• Excerpted text:
start
Richeza of Denmark (Swedish: Rikissa Valdemarsdotter; ? –8 May 1220) was Queen of Sweden as the wife of King Eric X, and the mother of King Eric XI.

Early life

Richeza was a daughter of Valdemar I of Denmark and Sophia of Minsk. She received her first name, originally a Lotharingian-Burgundian female name, in honor of her maternal grandmother, the late Richeza of Poland. In c. 1210 the new king Eric X of Sweden, who had deposed his predecessor Sverker II, desired to build cordial and peaceful relations with Denmark, which had traditionally supported the House of Sverker, against the Norwegian-supported dynasty of Eric. That was why Richeza, sister of the then reigning Valdemar II of Denmark, was married to Eric.

Queenship
When she arrived at the Swedish coast, according to a later folk song, she expressed her surprise that she was expected to ride and not travel by carriage, as she had been used to in her birth country, and the Swedish noblewomen and ladies-in-waiting had encouraged her to adapt the customs of her new home country instead of trying to establish her own "Jutian" customs.
end
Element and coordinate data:
start
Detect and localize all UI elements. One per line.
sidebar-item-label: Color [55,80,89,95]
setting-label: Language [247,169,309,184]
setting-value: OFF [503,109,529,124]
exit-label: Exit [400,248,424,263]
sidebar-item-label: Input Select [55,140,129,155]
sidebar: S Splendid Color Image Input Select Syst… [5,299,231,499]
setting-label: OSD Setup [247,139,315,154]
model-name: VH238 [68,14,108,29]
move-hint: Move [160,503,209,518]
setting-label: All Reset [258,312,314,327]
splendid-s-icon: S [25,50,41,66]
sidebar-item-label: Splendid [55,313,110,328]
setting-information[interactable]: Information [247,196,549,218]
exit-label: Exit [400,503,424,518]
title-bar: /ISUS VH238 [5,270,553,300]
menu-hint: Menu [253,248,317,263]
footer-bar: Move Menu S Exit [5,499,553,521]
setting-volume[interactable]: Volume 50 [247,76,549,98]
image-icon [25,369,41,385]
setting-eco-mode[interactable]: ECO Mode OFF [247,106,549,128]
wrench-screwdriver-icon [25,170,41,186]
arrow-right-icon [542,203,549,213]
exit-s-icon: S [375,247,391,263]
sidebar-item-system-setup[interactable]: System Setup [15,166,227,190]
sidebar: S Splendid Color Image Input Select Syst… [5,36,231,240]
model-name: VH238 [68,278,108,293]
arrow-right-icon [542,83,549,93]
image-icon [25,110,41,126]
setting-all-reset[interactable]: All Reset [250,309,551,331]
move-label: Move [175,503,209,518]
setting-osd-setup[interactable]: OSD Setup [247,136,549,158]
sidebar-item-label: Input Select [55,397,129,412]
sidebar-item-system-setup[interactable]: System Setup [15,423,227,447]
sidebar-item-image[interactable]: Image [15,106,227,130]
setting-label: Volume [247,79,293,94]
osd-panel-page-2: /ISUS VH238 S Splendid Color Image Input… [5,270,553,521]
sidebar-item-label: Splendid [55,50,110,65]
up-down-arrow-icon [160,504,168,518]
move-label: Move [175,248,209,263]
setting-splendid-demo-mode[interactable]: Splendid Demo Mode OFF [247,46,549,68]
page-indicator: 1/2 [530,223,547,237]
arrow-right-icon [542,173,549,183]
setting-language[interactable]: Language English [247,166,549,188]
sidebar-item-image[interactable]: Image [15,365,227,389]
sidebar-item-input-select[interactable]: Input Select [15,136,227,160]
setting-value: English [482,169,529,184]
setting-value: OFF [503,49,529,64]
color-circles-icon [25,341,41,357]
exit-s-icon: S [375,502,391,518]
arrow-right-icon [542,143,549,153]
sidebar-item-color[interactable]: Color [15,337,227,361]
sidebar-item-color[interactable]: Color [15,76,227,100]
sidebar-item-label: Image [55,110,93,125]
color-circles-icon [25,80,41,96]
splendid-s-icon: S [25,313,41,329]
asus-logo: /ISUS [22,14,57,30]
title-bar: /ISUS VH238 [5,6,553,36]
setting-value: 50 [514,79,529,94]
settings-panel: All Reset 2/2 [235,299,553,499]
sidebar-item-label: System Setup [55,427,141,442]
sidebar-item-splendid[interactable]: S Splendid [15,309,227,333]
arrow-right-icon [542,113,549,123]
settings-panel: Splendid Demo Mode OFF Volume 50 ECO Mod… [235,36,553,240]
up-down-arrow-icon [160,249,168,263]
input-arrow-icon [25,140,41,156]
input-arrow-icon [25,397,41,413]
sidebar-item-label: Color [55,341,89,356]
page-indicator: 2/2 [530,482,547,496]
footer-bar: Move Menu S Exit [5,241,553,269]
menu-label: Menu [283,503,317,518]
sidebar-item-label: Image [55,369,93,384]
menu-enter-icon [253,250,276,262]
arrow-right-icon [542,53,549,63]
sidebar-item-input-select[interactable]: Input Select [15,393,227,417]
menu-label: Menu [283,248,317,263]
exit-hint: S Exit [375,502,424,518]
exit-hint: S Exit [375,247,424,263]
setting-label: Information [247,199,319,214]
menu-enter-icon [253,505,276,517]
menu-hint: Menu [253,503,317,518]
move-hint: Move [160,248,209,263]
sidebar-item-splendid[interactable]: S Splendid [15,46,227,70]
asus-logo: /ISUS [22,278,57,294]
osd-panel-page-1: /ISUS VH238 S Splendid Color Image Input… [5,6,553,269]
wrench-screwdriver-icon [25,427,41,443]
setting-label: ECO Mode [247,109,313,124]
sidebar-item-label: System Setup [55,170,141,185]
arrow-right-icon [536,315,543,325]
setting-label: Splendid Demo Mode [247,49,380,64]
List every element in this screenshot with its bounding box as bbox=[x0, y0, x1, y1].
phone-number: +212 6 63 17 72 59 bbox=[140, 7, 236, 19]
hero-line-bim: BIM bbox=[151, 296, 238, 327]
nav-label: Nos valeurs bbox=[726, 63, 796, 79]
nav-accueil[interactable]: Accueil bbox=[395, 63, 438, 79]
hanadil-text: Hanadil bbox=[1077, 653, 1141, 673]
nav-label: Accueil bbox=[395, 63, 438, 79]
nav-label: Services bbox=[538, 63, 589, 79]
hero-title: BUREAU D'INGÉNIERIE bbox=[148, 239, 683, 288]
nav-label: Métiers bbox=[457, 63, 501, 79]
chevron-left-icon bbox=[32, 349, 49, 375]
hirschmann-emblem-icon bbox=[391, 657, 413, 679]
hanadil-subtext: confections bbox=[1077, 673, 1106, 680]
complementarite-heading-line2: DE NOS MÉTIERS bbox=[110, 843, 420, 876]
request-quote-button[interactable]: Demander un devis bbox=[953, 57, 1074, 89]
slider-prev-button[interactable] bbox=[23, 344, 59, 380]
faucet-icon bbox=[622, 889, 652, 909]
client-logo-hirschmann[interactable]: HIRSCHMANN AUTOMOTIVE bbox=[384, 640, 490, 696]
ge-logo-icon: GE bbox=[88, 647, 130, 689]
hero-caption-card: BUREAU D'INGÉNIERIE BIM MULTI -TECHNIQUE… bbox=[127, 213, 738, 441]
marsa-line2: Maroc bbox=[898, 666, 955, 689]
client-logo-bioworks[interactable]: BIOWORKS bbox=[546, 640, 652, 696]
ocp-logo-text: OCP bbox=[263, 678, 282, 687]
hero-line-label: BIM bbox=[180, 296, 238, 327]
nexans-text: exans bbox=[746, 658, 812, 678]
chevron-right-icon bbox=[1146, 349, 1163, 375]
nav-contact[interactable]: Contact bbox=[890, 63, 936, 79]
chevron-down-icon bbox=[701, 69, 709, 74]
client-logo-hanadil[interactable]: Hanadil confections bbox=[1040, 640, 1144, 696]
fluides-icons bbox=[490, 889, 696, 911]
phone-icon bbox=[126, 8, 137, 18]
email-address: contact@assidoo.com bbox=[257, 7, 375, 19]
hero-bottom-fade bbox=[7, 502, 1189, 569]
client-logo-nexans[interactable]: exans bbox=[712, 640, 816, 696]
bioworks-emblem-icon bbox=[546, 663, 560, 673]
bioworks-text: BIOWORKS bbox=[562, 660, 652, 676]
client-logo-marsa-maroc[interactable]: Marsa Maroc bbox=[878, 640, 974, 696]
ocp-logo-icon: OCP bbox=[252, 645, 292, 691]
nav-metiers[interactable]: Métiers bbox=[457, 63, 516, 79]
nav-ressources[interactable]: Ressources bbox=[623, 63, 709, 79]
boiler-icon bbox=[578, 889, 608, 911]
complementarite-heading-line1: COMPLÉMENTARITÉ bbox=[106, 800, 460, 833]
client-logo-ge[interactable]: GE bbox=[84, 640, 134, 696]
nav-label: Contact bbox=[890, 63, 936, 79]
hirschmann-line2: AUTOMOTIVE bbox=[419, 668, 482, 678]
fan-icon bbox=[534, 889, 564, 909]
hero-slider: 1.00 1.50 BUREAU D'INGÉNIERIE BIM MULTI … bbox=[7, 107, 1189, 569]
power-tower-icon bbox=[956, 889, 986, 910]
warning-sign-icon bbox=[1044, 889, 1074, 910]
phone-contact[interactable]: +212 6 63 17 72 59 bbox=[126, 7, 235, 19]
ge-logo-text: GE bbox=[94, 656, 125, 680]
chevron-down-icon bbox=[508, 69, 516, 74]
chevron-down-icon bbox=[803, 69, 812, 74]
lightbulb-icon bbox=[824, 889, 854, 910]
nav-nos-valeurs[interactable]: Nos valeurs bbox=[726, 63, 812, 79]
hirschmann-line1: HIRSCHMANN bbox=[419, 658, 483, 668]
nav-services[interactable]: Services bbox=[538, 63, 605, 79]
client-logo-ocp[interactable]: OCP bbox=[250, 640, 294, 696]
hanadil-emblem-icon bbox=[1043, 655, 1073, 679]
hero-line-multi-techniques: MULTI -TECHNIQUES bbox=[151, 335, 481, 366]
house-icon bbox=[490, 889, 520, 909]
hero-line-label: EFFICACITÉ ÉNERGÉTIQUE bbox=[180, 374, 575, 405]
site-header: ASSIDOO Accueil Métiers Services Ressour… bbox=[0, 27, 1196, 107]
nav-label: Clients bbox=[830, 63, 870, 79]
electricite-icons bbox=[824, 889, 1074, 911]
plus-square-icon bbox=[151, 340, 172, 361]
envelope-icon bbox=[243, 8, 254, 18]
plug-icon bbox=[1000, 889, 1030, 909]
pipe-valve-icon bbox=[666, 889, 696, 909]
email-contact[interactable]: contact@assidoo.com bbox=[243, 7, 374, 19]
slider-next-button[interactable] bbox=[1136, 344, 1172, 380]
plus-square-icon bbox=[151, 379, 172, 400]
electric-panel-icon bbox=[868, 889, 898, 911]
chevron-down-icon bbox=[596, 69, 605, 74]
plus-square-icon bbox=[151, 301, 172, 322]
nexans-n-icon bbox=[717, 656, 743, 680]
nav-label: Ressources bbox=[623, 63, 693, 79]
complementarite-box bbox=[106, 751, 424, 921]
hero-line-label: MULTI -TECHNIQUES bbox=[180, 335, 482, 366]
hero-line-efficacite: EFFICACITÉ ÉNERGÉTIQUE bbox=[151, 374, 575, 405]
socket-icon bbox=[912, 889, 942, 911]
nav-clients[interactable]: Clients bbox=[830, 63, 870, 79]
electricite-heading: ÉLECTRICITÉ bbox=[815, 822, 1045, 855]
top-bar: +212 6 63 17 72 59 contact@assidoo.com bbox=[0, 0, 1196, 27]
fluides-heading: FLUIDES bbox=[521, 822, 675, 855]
end
• Work to complete:
(a) Condense the paragraph of the Richeza of Denmark passage that begins "Richeza was a daughter" into a short bulleted list that keeps its main facts.
(b) Please return, word for word, the portion of the Richeza of Denmark passage starting with "Richeza of Denmark" and going on through "married to Eric.".
This data comes from a separate source.

• Solutions to the exercise:
(a)
- Richeza was the daughter of Valdemar I of Denmark and Sophia of Minsk.
- She was named for her maternal grandmother, Richeza of Poland. The name was originally Lotharingian-Burgundian.
- Around 1210, Eric X of Sweden had deposed Sverker II. He wanted peaceful relations with Denmark, which had traditionally backed the House of Sverker against Eric's Norwegian-supported dynasty.
- For that reason, Richeza, sister of the reigning Valdemar II of Denmark, was married to Eric.

(b)
Richeza of Denmark (Swedish: Rikissa Valdemarsdotter; ? –8 May 1220) was Queen of Sweden as the wife of King Eric X, and the mother of King Eric XI.

Early life

Richeza was a daughter of Valdemar I of Denmark and Sophia of Minsk. She received her first name, originally a Lotharingian-Burgundian female name, in honor of her maternal grandmother, the late Richeza of Poland. In c. 1210 the new king Eric X of Sweden, who had deposed his predecessor Sverker II, desired to build cordial and peaceful relations with Denmark, which had traditionally supported the House of Sverker, against the Norwegian-supported dynasty of Eric. That was why Richeza, sister of the then reigning Valdemar II of Denmark, was married to Eric.